● **STORED RECORDS**:
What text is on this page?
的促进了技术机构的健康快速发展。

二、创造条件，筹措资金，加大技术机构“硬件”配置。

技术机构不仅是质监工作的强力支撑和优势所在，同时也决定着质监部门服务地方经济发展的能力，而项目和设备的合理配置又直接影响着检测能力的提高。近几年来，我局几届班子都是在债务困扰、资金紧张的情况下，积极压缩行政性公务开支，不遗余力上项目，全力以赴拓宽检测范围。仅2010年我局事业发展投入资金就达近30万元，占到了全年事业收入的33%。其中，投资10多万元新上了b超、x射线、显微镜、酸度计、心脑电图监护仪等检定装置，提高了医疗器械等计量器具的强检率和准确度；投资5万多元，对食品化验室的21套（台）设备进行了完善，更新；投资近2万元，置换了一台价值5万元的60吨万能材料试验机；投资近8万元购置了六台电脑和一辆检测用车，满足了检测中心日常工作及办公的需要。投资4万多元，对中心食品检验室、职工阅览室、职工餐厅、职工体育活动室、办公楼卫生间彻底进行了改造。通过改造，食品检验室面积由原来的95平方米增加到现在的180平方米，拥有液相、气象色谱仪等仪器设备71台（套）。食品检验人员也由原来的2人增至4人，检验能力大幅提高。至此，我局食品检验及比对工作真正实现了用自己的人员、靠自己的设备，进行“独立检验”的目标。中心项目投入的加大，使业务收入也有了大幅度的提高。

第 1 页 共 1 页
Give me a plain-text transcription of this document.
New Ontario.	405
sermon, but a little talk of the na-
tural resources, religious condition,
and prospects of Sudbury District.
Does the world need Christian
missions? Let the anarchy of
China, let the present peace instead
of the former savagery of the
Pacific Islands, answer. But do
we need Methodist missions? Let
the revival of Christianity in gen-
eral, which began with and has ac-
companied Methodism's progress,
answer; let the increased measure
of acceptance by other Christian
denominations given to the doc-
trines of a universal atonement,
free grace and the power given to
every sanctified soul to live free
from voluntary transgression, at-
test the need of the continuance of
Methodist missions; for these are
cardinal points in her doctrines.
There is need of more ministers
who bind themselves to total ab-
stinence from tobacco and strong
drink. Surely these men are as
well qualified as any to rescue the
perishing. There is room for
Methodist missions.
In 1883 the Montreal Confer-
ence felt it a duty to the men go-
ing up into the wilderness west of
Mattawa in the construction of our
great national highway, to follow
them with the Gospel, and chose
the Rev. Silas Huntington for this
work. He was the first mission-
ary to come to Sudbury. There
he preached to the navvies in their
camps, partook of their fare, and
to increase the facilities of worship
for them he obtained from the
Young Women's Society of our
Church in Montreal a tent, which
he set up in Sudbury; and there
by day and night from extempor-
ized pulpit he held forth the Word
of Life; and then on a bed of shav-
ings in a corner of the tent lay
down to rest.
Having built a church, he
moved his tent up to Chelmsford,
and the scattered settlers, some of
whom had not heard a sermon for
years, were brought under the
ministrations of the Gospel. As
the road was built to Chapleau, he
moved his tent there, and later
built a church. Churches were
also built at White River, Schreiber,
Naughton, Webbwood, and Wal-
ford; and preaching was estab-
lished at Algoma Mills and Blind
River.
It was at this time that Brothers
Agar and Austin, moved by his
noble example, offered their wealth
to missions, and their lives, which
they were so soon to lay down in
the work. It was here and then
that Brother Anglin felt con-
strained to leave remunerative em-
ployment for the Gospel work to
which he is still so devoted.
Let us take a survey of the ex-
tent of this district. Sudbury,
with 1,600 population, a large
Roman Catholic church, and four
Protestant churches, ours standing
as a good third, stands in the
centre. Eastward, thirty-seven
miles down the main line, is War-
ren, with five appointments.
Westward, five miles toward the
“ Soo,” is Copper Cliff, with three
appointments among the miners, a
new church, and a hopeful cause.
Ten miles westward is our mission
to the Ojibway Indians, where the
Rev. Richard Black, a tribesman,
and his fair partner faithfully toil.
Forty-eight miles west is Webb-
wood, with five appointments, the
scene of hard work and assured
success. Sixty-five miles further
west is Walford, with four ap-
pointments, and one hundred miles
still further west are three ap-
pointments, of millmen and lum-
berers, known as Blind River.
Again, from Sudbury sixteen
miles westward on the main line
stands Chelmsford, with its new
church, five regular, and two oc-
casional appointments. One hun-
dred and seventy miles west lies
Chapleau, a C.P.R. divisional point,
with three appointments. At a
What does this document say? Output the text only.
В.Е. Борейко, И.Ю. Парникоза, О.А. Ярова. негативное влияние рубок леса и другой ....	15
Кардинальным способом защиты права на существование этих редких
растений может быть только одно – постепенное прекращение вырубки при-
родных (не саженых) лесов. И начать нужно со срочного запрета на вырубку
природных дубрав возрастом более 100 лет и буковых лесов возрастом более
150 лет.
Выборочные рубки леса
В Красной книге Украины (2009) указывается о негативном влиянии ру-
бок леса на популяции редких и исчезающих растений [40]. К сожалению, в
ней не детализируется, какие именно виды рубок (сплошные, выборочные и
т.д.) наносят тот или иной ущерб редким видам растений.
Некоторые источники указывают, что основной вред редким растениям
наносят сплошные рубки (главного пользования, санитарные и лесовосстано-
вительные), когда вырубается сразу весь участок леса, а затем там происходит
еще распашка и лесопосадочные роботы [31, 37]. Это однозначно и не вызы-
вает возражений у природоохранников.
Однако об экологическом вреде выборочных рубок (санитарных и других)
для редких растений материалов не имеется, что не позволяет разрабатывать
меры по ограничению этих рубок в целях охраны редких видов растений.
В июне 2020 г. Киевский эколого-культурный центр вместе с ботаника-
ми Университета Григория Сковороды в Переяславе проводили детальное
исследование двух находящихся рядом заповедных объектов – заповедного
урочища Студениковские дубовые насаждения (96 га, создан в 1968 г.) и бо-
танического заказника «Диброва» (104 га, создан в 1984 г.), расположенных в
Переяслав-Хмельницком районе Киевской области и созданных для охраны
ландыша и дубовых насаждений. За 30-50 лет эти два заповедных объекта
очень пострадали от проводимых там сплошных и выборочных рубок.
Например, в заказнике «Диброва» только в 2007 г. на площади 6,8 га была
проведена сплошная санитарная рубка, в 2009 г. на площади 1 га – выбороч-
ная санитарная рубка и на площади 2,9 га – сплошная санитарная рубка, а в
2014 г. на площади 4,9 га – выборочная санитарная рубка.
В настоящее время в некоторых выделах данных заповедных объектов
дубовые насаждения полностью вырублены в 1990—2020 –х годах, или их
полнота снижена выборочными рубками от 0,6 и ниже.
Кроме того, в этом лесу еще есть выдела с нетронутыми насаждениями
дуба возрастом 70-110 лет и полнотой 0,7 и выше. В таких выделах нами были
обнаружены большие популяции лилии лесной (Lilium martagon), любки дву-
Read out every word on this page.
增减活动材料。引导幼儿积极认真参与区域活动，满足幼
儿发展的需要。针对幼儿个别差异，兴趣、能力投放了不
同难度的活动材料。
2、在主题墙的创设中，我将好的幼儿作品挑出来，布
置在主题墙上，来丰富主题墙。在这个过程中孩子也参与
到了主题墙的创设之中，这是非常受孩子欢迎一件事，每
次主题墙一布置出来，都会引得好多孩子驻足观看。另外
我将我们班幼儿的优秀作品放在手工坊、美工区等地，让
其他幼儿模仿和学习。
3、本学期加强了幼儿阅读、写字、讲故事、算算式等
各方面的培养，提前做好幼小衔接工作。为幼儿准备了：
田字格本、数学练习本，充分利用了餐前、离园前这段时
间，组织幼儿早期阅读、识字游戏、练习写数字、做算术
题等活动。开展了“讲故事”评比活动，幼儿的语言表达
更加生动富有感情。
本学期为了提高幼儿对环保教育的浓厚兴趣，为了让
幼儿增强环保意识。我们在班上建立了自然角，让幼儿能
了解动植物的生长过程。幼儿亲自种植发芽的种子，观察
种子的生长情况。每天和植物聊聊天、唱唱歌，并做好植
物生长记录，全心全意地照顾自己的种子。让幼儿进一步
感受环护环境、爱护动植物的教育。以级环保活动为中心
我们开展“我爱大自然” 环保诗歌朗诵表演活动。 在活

● **TASK INSTRUCTIONS**:
Pull out every line above that holds the word "with".

● **TASK ANSWER**:
eral, which began with and has ac-
them with the Gospel, and chose
with 1,600 population, a large
ren, with five appointments.
“ Soo,” is Copper Cliff, with three
wood, with five appointments, the
west is Walford, with four ap-
stands Chelmsford, with its new
with three appointments. At a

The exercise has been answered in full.